◆ Written instruction
Reproduce the listing below verbatim.

(Dataset rows about figures)
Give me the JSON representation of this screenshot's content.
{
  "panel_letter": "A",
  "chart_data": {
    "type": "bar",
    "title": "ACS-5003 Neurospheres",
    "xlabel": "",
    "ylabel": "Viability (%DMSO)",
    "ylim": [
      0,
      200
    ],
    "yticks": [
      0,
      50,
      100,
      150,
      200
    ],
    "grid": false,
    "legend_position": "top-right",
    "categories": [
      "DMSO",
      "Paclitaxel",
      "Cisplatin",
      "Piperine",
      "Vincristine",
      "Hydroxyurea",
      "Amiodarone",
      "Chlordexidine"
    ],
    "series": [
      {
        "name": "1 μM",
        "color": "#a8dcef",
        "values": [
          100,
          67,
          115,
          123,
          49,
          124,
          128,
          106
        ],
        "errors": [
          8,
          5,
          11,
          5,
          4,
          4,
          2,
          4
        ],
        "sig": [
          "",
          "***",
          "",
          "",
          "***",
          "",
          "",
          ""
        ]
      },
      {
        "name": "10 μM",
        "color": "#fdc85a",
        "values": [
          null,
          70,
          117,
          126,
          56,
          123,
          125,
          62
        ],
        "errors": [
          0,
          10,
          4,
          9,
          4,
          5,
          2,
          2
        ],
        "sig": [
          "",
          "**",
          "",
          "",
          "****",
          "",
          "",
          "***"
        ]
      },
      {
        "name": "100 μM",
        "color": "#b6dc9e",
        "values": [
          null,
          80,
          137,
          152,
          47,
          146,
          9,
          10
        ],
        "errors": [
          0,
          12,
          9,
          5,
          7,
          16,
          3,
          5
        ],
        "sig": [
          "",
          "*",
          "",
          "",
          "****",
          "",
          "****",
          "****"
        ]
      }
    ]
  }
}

◆ Output for this task
Give me the JSON representation of this screenshot's content.
{
  "panel_letter": "A",
  "chart_data": {
    "type": "bar",
    "title": "ACS-5003 Neurospheres",
    "xlabel": "",
    "ylabel": "Viability (%DMSO)",
    "ylim": [
      0,
      200
    ],
    "yticks": [
      0,
      50,
      100,
      150,
      200
    ],
    "grid": false,
    "legend_position": "top-right",
    "categories": [
      "DMSO",
      "Paclitaxel",
      "Cisplatin",
      "Piperine",
      "Vincristine",
      "Hydroxyurea",
      "Amiodarone",
      "Chlordexidine"
    ],
    "series": [
      {
        "name": "1 μM",
        "color": "#a8dcef",
        "values": [
          100,
          67,
          115,
          123,
          49,
          124,
          128,
          106
        ],
        "errors": [
          8,
          5,
          11,
          5,
          4,
          4,
          2,
          4
        ],
        "sig": [
          "",
          "***",
          "",
          "",
          "***",
          "",
          "",
          ""
        ]
      },
      {
        "name": "10 μM",
        "color": "#fdc85a",
        "values": [
          null,
          70,
          117,
          126,
          56,
          123,
          125,
          62
        ],
        "errors": [
          0,
          10,
          4,
          9,
          4,
          5,
          2,
          2
        ],
        "sig": [
          "",
          "**",
          "",
          "",
          "****",
          "",
          "",
          "***"
        ]
      },
      {
        "name": "100 μM",
        "color": "#b6dc9e",
        "values": [
          null,
          80,
          137,
          152,
          47,
          146,
          9,
          10
        ],
        "errors": [
          0,
          12,
          9,
          5,
          7,
          16,
          3,
          5
        ],
        "sig": [
          "",
          "*",
          "",
          "",
          "****",
          "",
          "****",
          "****"
        ]
      }
    ]
  }
}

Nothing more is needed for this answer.